# Given task
In the data below, find each line containing the string "name" and return it.

# Provided entries
——

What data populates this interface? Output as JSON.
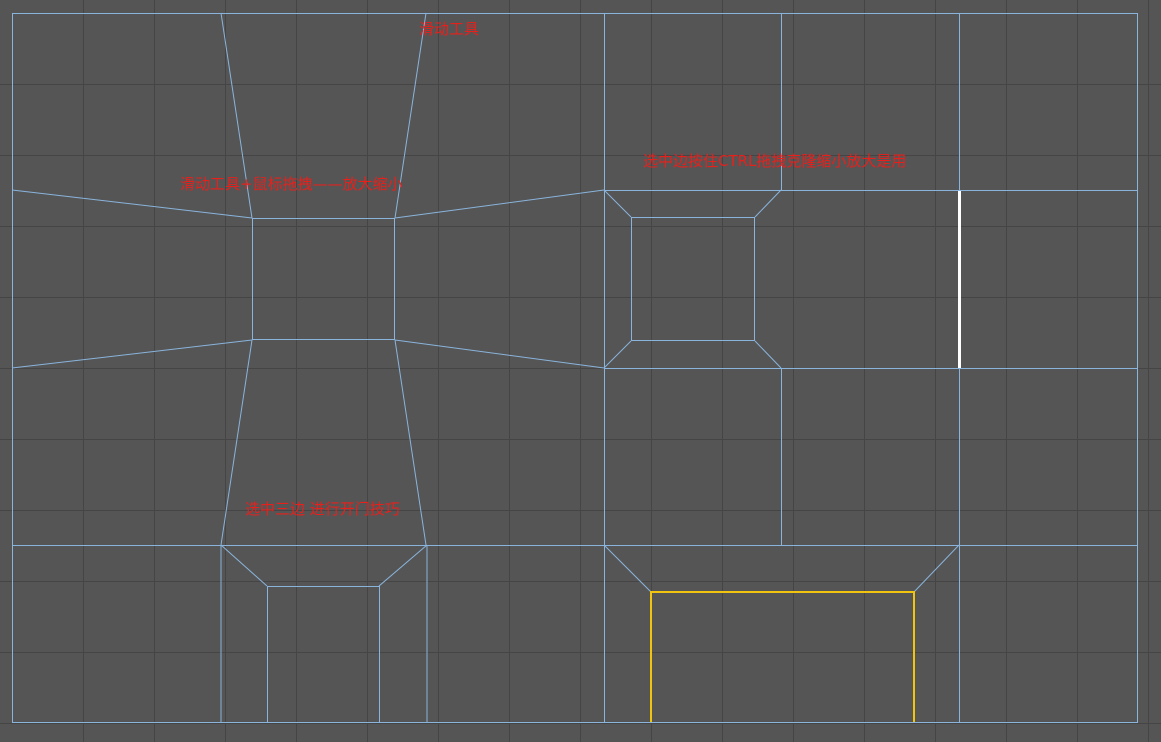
{
  "viewport": {
    "background": "#555555",
    "grid_color": "#444444",
    "wire_color": "#8ab4dc",
    "selected_edge_color": "#ffffff",
    "selected_loop_color": "#f1c40f",
    "note_color": "#e8201c"
  },
  "annotations": {
    "slide_tool": "滑动工具",
    "slide_drag_scale": "滑动工具+鼠标拖拽——放大缩小",
    "ctrl_clone": "选中边按住CTRL拖拽克隆缩小放大是用",
    "three_edges_door": "选中三边 进行开门技巧"
  }
}
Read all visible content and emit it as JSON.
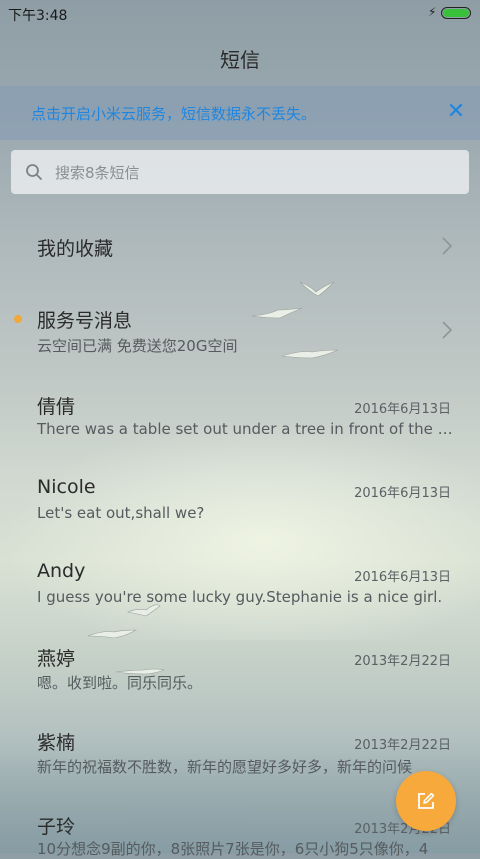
{
  "status_bar": {
    "time": "下午3:48"
  },
  "header": {
    "title": "短信"
  },
  "banner": {
    "text": "点击开启小米云服务，短信数据永不丢失。",
    "close_icon": "close-icon",
    "color": "#1f86e0"
  },
  "search": {
    "placeholder": "搜索8条短信",
    "value": ""
  },
  "favorites": {
    "label": "我的收藏"
  },
  "service": {
    "title": "服务号消息",
    "subtitle": "云空间已满 免费送您20G空间",
    "unread_color": "#f0a83a"
  },
  "conversations": [
    {
      "name": "倩倩",
      "date": "2016年6月13日",
      "preview": "There was a table set out under a tree in front of the house"
    },
    {
      "name": "Nicole",
      "date": "2016年6月13日",
      "preview": "Let's eat out,shall we?"
    },
    {
      "name": "Andy",
      "date": "2016年6月13日",
      "preview": "I guess you're some lucky guy.Stephanie is a nice girl."
    },
    {
      "name": "燕婷",
      "date": "2013年2月22日",
      "preview": "嗯。收到啦。同乐同乐。"
    },
    {
      "name": "紫楠",
      "date": "2013年2月22日",
      "preview": "新年的祝福数不胜数，新年的愿望好多好多，新年的问候"
    },
    {
      "name": "子玲",
      "date": "2013年2月22日",
      "preview": "10分想念9副的你，8张照片7张是你，6只小狗5只像你，4"
    }
  ],
  "fab": {
    "icon": "compose-icon",
    "color": "#f7a93b"
  }
}
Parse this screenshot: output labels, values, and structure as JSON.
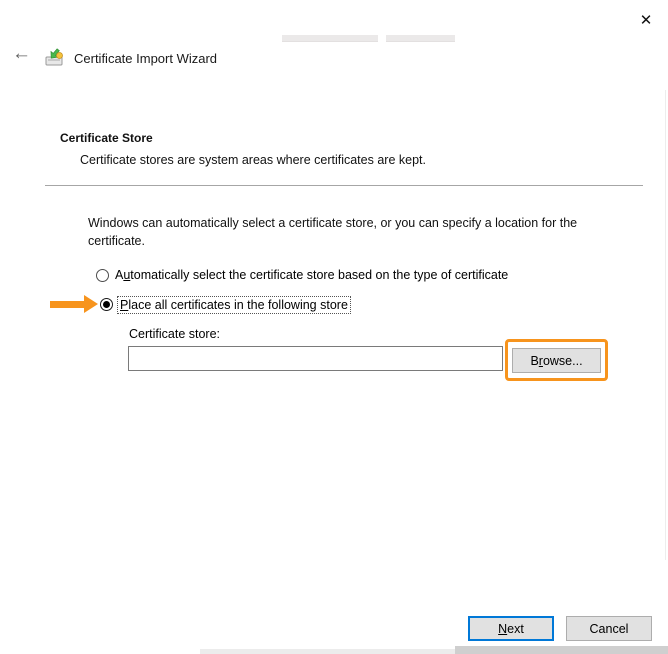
{
  "window": {
    "close_icon": "✕"
  },
  "header": {
    "back_icon": "←",
    "title": "Certificate Import Wizard"
  },
  "section": {
    "heading": "Certificate Store",
    "description": "Certificate stores are system areas where certificates are kept."
  },
  "body": {
    "intro": "Windows can automatically select a certificate store, or you can specify a location for the certificate."
  },
  "radios": [
    {
      "label_pre": "A",
      "label_key": "u",
      "label_post": "tomatically select the certificate store based on the type of certificate",
      "selected": false
    },
    {
      "label_pre": "",
      "label_key": "P",
      "label_post": "lace all certificates in the following store",
      "selected": true
    }
  ],
  "store_field": {
    "label": "Certificate store:",
    "value": "",
    "browse_pre": "B",
    "browse_key": "r",
    "browse_post": "owse..."
  },
  "footer": {
    "next_pre": "",
    "next_key": "N",
    "next_post": "ext",
    "cancel_label": "Cancel"
  },
  "annotations": {
    "arrow_color": "#f7941d",
    "highlight_box_color": "#f7941d"
  },
  "colors": {
    "accent_blue": "#0078d7",
    "button_face": "#e1e1e1",
    "divider_gray": "#a6a6a6"
  }
}
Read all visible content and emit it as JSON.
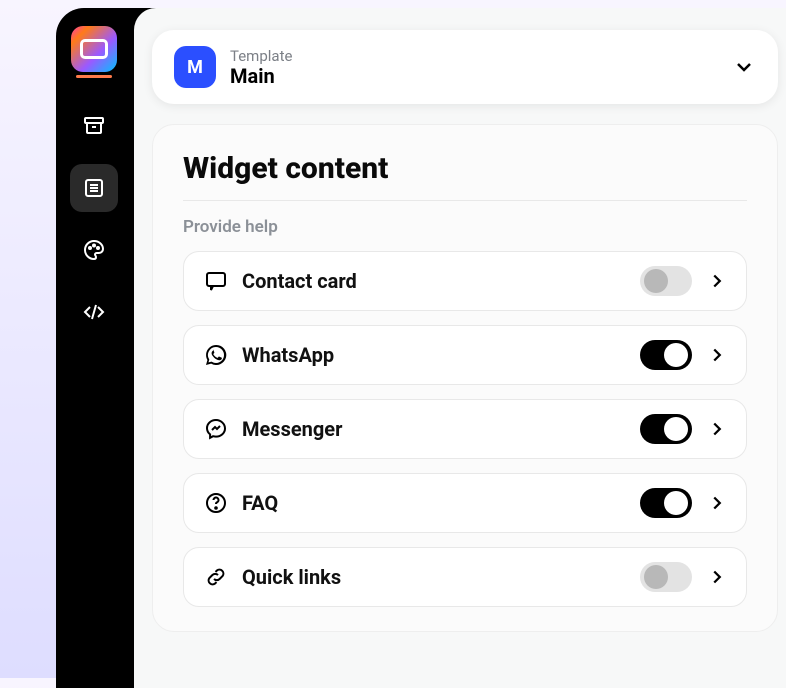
{
  "sidebar": {
    "app_badge": "",
    "items": [
      "archive",
      "content",
      "palette",
      "code"
    ],
    "active_index": 1
  },
  "template": {
    "badge_letter": "M",
    "eyebrow": "Template",
    "name": "Main"
  },
  "content": {
    "title": "Widget content",
    "section_label": "Provide help",
    "rows": [
      {
        "icon": "chat-icon",
        "label": "Contact card",
        "enabled": false
      },
      {
        "icon": "whatsapp-icon",
        "label": "WhatsApp",
        "enabled": true
      },
      {
        "icon": "messenger-icon",
        "label": "Messenger",
        "enabled": true
      },
      {
        "icon": "faq-icon",
        "label": "FAQ",
        "enabled": true
      },
      {
        "icon": "link-icon",
        "label": "Quick links",
        "enabled": false
      }
    ]
  }
}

——

# Finished answer
      "name": "倩倩",
      "name": "Nicole",
      "name": "Andy",
      "name": "燕婷",
      "name": "紫楠",
      "name": "子玲",
    "name": "Main"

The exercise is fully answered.